[begin Given text]
Spray on the Mist to Snuff the Fires
| Boston
Suddenly an oil fire breaks out in a turbine engine on a cruise ship plying the waters of the North Sea.
Overhead, small nozzles are activated by the heat of the fire. A cloud of thick mist envelopes the turbine, snuffing the fire in about 80 seconds.
Water from standard sprinklers could have warped the turbine (as the cold water hit the hot engine). But the misty blast saved the costly turbine, stopped the fire quickly, used less water than a sprinkler, and did less damage.
Could this misty cloud be the ''magic bullet'' that radically changes how fires are extinguished from engine rooms to bedrooms in the future? If the mist proves to douse fires under all circumstances, will it help reduce America's arson and fire death rate, one of highest among industrialized nations?
''Probably every major fire research organization or lab around the world now has some kind of water-mist fire-suppression research going on,'' says Carl Miller, CEO of Factory Mutual Research Corp. in Norwood, Mass., the world's largest fire research center.
''I don't want to call it the panacea for fire problems,'' says Larry Maruskin, a fire protection specialist with the United States Fire Administration in Maryland, ''but it has the potential. The US Navy and the Coast Guard are looking into it, and corporations are looking into it for hotels, condos, and manufactured homes.''
Water-mist fire-suppression systems differ from widely used sprinklers in several ways. Technically, mist-producing nozzles use pressure up to 4,000 pounds per square inch, and produce mist.
Sprinklers simply spray water on a fire much like a thumb held over the end of a water hose. And they often cause high collateral water damage.
Experts say water-mist suppression has proven to be effective under some circumstances, so far mostly in marine environments, for three basic reasons:
* The intense mist increases the total surface area of the water available to absorb the heat of a fire. This maximizes the evaporation rate of the water and takes heat away from the flames.
* The expanding water vapor reduces the amount of oxygen in the vicinity of the fire, thereby reducing or extinguishing the flames.
* Because the mist is suspended in the air, it reduces the heat transfer between the flames and nearby objects by scattering or absorbing the heat.
In Europe a number of cruise ships and passenger ferries have added water-mist systems in machinery rooms, cabins, and dining rooms with good results.
''Water-mist systems require smaller pipes and smaller water storage [tanks], and this adds up to a weight savings in ships,'' says Robert Solomon, senior fire protection engineer at the nonprofit National Fire Protection Agency (NFPA). NFPA establishes standards for most of the fire codes for communities across the US.
Although water-mist fire suppression has been around since the 1920s in basic form, what has prompted renewed interest are new international maritime regulations and the need to find an alternative to Halon, a chemical widely used in extinguishing fires, but recently banned because it depletes the ozone layer.
[end Given text]
[begin Data extract]
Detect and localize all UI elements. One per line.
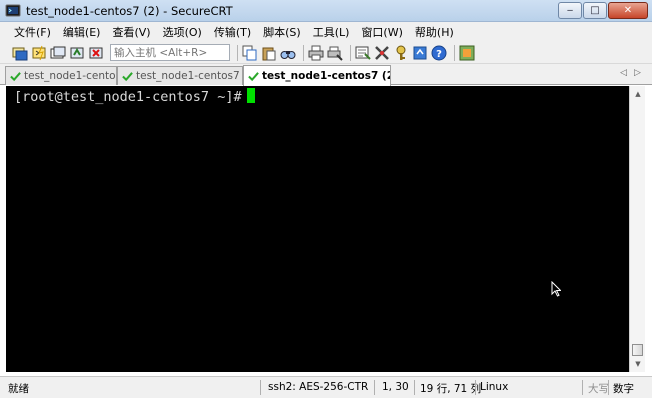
[end Data extract]
Goals
1. Answer these from the water-mist article, one per line:
(a) About how long did the mist take to snuff the turbine fire?
(b) Up to what pressure do mist-producing nozzles operate?
(c) Since when has water-mist fire suppression existed in basic form?
2. In the water-mist article, shorten the paragraph beginning "Although water-mist fire suppression has been around" to a single brief sentence that keeps its main facts.
3. Please pick up the water-mist article after its final sentence and keep it going.

Exercise answers
1.
(a) About 80 seconds.
(b) Up to 4,000 pounds per square inch.
(c) Since the 1920s.

2. Water-mist fire suppression has existed in basic form since the 1920s, and renewed interest comes from new international maritime regulations and the need to replace Halon, a fire-extinguishing chemical banned for depleting the ozone layer.

3.
The International Maritime Organization (IMO) now requires that all passenger vessels must have fire protection systems. This requirement created an interest in low-cost, effective systems that can be easily retrofitted. Although water-mist nozzles are still more expensive than sprinkler heads, their performance advantages make them attractive.
Because water-mist systems began appearing in the marketplace several years ago, NFPA established a Water Mist Standards Committee a year ago to determine how and where water-mist suppression systems can be used in the US.
People on the committee come from a variety of backgrounds, says Mr. Maruskin, who is a member. ''Some are from the insurance sector, some from engineering and from industry. Once the standards are made public in 1996, then the marketplace [will] take over.''
Jerome Peppi, Vice President of Research and Development for Grinnell in Exeter, N.H., and the largest manufacturer of sprinklers in the US, says, ''In addition to the marine market, I see a good future for water-mist technologies in special hazards applications like computer rooms, electronic environments, libraries, and other places where there is a need to minimize water discharge. I don't think the world will be covered with mist nozzles, but six or seven years from now, they could reach 10 percent of the entire fire protection market.''
Wide use of water-mist systems depends on the results of the research under way in industrial and residential applications, and, of course, cost is a factor.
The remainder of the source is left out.